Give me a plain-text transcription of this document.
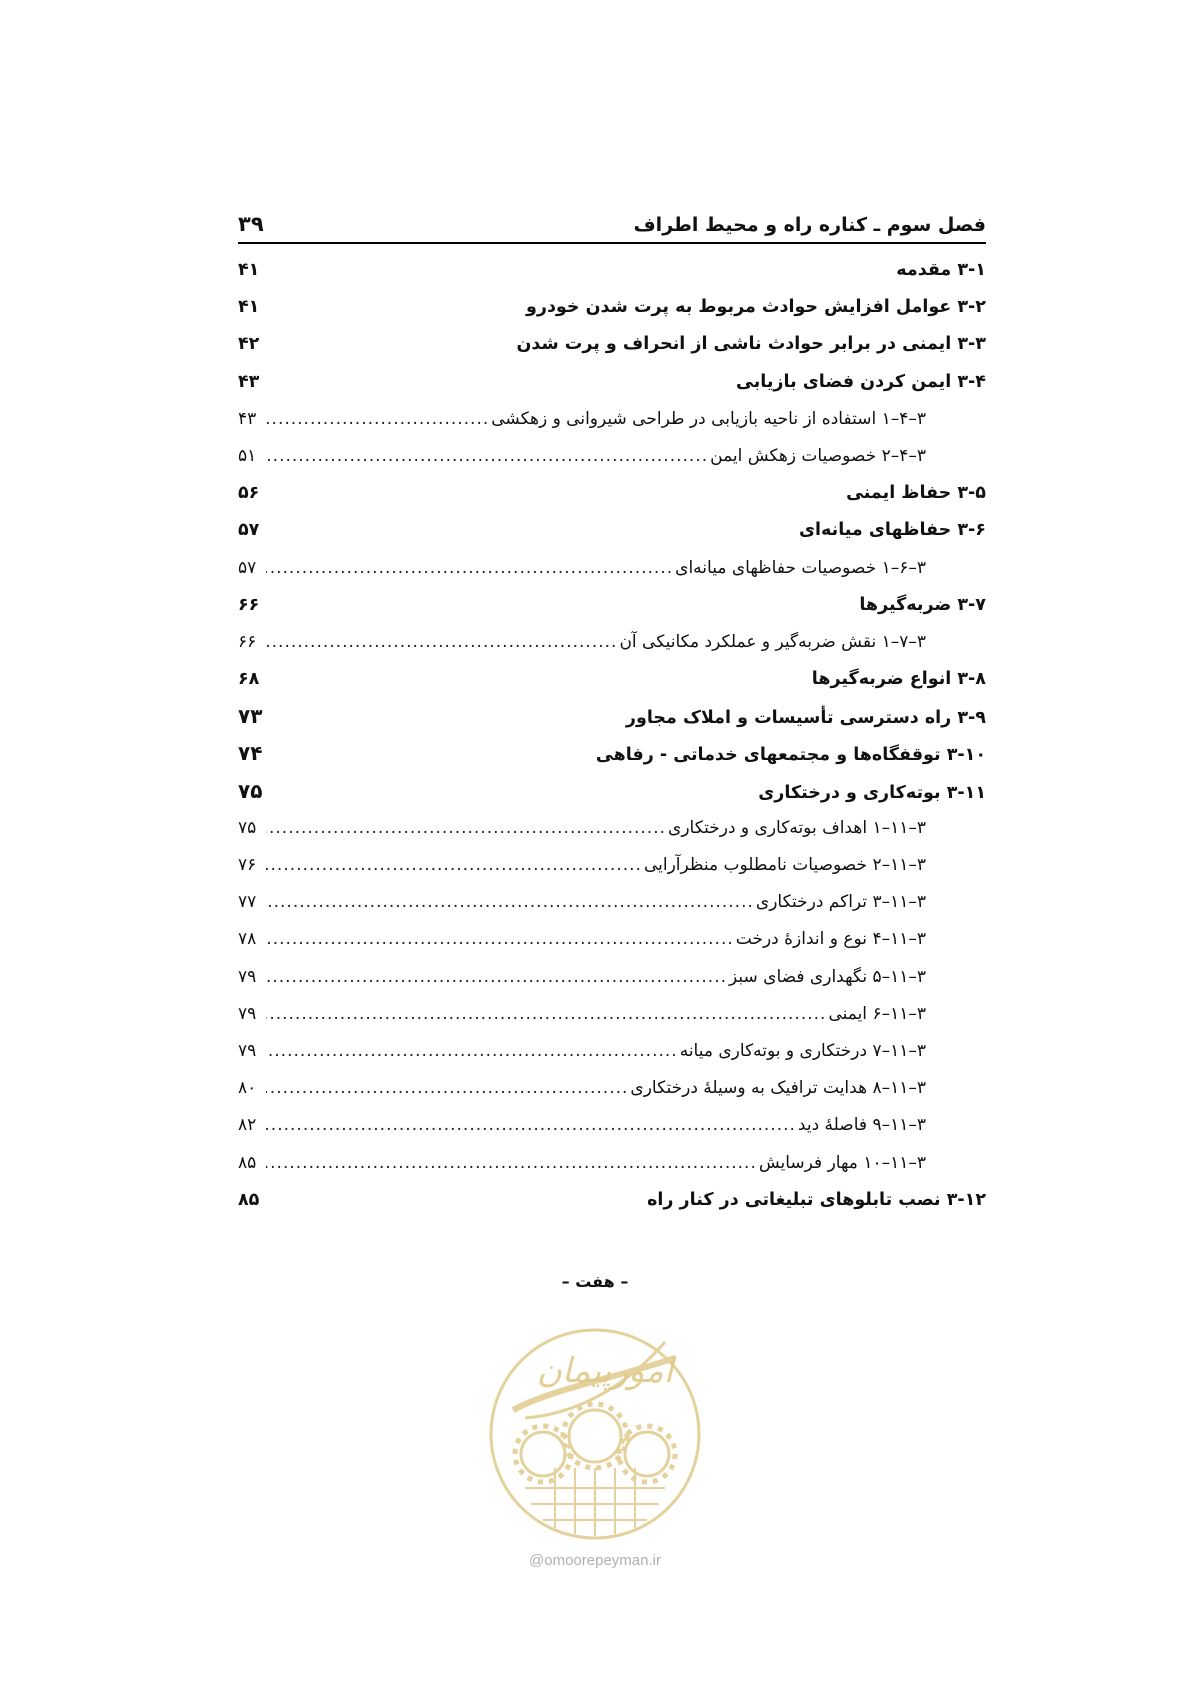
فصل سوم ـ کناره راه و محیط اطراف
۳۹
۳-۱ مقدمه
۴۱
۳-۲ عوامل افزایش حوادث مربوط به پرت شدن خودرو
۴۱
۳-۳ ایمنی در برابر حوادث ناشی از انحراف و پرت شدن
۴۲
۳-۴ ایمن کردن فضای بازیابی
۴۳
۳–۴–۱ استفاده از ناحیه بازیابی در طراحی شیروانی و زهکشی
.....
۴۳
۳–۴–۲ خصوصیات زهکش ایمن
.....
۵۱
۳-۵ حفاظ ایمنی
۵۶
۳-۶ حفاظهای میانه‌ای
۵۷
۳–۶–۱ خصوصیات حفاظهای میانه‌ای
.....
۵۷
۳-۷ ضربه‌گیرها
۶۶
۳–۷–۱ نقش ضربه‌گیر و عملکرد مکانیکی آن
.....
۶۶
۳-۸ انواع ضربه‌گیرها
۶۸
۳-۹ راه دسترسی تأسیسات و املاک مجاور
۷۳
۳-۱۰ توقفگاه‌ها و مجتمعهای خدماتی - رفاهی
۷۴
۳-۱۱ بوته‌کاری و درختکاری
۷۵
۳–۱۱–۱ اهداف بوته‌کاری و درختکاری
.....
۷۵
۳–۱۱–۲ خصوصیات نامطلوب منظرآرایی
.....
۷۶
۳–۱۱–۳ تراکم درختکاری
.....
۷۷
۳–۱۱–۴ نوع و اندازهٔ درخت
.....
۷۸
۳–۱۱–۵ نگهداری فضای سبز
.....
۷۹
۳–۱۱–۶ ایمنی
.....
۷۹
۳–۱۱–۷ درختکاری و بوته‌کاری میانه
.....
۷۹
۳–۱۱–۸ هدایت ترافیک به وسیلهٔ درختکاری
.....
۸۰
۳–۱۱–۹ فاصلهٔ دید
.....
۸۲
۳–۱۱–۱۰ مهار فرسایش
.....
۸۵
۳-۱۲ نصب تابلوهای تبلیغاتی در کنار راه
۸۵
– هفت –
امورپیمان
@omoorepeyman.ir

Exercise objective -
Without the pictures, return all the records precisely as they stand.

Answer below -
Give me a plain-text transcription of this document.
فصل سوم ـ کناره راه و محیط اطراف
۳۹
۳-۱ مقدمه
۴۱
۳-۲ عوامل افزایش حوادث مربوط به پرت شدن خودرو
۴۱
۳-۳ ایمنی در برابر حوادث ناشی از انحراف و پرت شدن
۴۲
۳-۴ ایمن کردن فضای بازیابی
۴۳
۳–۴–۱ استفاده از ناحیه بازیابی در طراحی شیروانی و زهکشی
.....
۴۳
۳–۴–۲ خصوصیات زهکش ایمن
.....
۵۱
۳-۵ حفاظ ایمنی
۵۶
۳-۶ حفاظهای میانه‌ای
۵۷
۳–۶–۱ خصوصیات حفاظهای میانه‌ای
.....
۵۷
۳-۷ ضربه‌گیرها
۶۶
۳–۷–۱ نقش ضربه‌گیر و عملکرد مکانیکی آن
.....
۶۶
۳-۸ انواع ضربه‌گیرها
۶۸
۳-۹ راه دسترسی تأسیسات و املاک مجاور
۷۳
۳-۱۰ توقفگاه‌ها و مجتمعهای خدماتی - رفاهی
۷۴
۳-۱۱ بوته‌کاری و درختکاری
۷۵
۳–۱۱–۱ اهداف بوته‌کاری و درختکاری
.....
۷۵
۳–۱۱–۲ خصوصیات نامطلوب منظرآرایی
.....
۷۶
۳–۱۱–۳ تراکم درختکاری
.....
۷۷
۳–۱۱–۴ نوع و اندازهٔ درخت
.....
۷۸
۳–۱۱–۵ نگهداری فضای سبز
.....
۷۹
۳–۱۱–۶ ایمنی
.....
۷۹
۳–۱۱–۷ درختکاری و بوته‌کاری میانه
.....
۷۹
۳–۱۱–۸ هدایت ترافیک به وسیلهٔ درختکاری
.....
۸۰
۳–۱۱–۹ فاصلهٔ دید
.....
۸۲
۳–۱۱–۱۰ مهار فرسایش
.....
۸۵
۳-۱۲ نصب تابلوهای تبلیغاتی در کنار راه
۸۵
– هفت –
امورپیمان
@omoorepeyman.ir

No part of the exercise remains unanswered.